>>>>>
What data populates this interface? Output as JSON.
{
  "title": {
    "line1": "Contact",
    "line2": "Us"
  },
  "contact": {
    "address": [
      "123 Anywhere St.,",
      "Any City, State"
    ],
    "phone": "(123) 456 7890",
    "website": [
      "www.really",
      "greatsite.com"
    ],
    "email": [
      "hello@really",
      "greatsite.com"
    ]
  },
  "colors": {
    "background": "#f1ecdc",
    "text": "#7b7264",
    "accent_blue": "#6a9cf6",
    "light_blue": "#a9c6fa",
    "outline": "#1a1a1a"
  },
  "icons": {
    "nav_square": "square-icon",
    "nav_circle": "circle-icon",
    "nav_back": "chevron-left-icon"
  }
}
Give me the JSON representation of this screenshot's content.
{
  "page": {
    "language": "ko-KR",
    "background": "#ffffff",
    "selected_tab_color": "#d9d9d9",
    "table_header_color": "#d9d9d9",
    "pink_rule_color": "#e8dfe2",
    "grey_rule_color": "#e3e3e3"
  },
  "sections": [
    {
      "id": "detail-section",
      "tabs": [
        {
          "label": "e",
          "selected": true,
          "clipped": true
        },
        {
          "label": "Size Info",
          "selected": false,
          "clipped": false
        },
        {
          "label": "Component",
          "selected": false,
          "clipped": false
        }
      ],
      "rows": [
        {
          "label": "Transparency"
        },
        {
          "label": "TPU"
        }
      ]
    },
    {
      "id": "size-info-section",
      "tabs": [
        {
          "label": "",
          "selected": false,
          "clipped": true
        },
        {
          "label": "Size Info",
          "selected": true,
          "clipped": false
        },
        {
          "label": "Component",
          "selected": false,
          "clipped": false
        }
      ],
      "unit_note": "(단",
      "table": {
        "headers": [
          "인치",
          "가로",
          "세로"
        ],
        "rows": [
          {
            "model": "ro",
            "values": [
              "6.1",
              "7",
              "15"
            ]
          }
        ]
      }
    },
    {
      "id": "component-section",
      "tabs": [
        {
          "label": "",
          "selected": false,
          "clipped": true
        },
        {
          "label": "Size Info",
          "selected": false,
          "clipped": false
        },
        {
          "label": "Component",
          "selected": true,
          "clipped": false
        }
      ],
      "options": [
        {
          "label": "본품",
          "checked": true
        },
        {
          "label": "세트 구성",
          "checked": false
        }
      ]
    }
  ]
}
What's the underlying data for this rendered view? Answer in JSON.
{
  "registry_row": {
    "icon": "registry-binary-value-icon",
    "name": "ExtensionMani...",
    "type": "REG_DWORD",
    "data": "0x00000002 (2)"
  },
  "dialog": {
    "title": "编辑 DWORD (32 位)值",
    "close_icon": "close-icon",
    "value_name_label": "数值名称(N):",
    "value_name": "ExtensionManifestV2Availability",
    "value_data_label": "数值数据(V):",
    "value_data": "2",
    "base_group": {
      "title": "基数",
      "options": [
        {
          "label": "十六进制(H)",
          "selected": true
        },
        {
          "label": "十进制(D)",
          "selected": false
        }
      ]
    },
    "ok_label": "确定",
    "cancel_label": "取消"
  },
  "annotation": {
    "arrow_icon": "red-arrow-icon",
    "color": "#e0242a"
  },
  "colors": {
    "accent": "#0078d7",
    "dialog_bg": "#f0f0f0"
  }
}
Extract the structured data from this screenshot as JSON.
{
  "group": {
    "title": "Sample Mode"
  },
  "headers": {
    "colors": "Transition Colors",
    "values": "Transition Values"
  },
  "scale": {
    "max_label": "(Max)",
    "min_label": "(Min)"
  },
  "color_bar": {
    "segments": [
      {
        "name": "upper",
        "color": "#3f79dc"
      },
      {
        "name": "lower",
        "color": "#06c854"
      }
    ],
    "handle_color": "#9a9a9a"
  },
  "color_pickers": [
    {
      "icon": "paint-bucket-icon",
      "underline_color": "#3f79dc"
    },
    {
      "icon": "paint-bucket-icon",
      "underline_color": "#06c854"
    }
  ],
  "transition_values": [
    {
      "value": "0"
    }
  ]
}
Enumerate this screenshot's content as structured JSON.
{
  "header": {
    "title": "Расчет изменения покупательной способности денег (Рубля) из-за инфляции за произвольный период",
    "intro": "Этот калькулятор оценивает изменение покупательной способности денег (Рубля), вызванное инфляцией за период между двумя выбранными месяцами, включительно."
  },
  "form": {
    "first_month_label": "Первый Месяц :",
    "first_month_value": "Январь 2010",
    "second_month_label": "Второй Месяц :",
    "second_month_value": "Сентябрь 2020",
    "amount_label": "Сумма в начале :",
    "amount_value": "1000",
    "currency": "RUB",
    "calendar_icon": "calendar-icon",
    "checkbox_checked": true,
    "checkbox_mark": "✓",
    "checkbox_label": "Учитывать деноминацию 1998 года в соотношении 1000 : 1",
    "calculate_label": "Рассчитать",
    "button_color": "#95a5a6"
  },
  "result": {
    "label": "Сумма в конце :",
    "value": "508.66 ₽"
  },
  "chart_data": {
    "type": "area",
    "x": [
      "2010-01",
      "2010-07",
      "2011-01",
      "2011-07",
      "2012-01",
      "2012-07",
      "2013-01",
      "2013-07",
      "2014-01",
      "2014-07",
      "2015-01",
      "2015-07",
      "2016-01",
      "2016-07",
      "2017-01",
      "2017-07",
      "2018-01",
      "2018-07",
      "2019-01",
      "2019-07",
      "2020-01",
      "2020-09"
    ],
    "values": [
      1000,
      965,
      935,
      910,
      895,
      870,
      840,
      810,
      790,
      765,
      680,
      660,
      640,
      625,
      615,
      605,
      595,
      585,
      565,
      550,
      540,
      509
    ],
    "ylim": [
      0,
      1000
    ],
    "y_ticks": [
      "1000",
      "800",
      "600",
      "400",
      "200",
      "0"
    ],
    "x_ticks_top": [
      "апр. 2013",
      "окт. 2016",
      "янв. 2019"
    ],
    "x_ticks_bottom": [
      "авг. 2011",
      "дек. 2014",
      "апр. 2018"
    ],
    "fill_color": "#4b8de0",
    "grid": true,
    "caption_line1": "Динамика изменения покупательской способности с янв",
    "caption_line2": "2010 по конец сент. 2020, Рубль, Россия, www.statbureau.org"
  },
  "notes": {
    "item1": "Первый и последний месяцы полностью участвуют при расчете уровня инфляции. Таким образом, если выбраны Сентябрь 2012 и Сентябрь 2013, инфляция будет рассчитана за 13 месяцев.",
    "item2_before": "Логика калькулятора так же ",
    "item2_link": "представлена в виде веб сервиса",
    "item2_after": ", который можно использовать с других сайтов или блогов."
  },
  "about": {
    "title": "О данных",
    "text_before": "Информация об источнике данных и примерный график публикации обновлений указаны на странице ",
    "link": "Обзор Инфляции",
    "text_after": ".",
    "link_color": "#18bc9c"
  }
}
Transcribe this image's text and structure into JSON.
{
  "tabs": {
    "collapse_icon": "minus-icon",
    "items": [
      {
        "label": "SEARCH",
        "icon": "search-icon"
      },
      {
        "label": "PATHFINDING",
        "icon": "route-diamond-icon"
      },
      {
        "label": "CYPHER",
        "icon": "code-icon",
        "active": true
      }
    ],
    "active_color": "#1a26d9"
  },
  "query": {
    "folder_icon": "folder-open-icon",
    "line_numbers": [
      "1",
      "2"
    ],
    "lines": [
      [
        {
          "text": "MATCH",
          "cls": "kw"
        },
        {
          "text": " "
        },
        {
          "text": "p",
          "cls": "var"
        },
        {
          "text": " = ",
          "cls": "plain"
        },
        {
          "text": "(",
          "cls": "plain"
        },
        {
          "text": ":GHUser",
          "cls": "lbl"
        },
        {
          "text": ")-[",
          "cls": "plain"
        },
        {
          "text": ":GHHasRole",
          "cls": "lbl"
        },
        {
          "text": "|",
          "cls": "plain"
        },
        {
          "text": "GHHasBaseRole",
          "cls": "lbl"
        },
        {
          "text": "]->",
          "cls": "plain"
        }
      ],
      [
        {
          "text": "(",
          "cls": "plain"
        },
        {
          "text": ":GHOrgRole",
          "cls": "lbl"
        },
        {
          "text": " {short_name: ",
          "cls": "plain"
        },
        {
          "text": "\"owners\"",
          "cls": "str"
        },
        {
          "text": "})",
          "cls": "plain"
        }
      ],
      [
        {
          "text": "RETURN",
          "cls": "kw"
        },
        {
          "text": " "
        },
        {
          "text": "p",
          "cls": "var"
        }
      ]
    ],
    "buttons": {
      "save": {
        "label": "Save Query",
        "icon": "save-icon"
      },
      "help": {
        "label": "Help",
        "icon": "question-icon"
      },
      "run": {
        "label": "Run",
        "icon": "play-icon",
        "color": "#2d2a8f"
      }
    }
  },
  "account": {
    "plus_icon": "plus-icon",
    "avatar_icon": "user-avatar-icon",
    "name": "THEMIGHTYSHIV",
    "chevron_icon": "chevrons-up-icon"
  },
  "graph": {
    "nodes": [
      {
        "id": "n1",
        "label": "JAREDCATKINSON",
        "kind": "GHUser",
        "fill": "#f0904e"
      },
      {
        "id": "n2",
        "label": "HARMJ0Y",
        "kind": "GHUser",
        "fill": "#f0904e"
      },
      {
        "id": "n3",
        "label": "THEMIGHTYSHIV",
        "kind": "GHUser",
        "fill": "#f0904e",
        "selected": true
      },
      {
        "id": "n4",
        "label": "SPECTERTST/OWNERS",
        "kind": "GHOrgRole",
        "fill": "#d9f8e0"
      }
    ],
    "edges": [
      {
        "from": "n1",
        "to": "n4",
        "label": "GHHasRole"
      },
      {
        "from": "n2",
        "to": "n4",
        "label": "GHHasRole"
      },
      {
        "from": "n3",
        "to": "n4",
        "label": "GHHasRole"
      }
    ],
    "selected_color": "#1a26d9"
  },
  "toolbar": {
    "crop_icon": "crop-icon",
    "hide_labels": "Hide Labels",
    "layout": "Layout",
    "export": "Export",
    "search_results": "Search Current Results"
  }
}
<<<<<
• _WHAT THE TASK ASKS_
Search the listing for the word "Рубля" and return each line that holds it.

• _ANSWER TO THIS PROBLEM_
    "title": "Расчет изменения покупательной способности денег (Рубля) из-за инфляции за произвольный период",
    "intro": "Этот калькулятор оценивает изменение покупательной способности денег (Рубля), вызванное инфляцией за период между двумя выбранными месяцами, включительно."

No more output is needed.